- [WORK TO BE COMPLETED]:
From the entries below, copy out every line with "Cuaderno" in it.

Begin TASK MATERIAL

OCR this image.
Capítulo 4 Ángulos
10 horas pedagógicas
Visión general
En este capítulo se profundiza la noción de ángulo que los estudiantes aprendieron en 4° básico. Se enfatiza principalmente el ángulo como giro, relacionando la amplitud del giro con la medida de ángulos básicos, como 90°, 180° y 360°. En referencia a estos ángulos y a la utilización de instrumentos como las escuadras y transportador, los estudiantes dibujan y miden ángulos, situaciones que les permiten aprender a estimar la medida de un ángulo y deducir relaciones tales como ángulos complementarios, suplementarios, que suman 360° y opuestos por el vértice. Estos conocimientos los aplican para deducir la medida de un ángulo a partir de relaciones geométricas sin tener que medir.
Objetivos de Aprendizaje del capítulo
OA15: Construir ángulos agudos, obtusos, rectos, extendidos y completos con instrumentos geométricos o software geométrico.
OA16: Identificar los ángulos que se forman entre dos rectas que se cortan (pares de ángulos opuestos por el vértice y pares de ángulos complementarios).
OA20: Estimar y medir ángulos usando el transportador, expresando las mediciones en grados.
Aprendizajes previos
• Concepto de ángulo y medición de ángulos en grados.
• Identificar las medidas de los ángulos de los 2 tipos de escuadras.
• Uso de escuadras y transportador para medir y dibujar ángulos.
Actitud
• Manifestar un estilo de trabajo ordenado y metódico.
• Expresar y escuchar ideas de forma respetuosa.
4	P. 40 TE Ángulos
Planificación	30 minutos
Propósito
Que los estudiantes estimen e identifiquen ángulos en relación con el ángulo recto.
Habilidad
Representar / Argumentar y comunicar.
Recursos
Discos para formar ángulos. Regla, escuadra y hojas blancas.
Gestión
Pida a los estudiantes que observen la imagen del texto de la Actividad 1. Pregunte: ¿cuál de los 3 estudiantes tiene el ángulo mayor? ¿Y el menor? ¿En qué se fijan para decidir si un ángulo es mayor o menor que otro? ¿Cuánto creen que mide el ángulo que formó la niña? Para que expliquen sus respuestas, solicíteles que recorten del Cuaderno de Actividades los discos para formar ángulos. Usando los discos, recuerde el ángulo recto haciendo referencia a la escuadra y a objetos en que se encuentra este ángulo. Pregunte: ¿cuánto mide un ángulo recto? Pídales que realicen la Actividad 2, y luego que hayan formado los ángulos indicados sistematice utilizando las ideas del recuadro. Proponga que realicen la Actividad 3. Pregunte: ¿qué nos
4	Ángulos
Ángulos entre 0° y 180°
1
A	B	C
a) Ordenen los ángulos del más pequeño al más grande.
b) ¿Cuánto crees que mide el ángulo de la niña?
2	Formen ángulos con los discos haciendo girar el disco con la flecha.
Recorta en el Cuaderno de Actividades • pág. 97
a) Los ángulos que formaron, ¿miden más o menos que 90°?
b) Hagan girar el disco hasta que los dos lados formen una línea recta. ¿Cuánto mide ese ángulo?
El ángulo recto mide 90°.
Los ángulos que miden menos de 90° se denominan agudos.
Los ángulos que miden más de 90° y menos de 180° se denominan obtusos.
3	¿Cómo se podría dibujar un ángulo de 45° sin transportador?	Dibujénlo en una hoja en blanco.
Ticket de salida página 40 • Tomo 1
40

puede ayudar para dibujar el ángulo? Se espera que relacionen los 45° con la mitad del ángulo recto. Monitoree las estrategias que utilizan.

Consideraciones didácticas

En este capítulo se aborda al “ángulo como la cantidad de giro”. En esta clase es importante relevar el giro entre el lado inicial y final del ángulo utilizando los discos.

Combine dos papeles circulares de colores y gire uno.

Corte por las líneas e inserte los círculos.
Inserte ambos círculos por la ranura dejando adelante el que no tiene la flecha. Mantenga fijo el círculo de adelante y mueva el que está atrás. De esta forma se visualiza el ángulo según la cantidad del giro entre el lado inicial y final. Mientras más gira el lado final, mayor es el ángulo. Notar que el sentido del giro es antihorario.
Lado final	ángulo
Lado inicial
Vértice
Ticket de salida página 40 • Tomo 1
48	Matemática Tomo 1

End TASK MATERIAL

- [EXERCISE RESULT]:
Pida a los estudiantes que observen la imagen del texto de la Actividad 1. Pregunte: ¿cuál de los 3 estudiantes tiene el ángulo mayor? ¿Y el menor? ¿En qué se fijan para decidir si un ángulo es mayor o menor que otro? ¿Cuánto creen que mide el ángulo que formó la niña? Para que expliquen sus respuestas, solicíteles que recorten del Cuaderno de Actividades los discos para formar ángulos. Usando los discos, recuerde el ángulo recto haciendo referencia a la escuadra y a objetos en que se encuentra este ángulo. Pregunte: ¿cuánto mide un ángulo recto? Pídales que realicen la Actividad 2, y luego que hayan formado los ángulos indicados sistematice utilizando las ideas del recuadro. Proponga que realicen la Actividad 3. Pregunte: ¿qué nos
Recorta en el Cuaderno de Actividades • pág. 97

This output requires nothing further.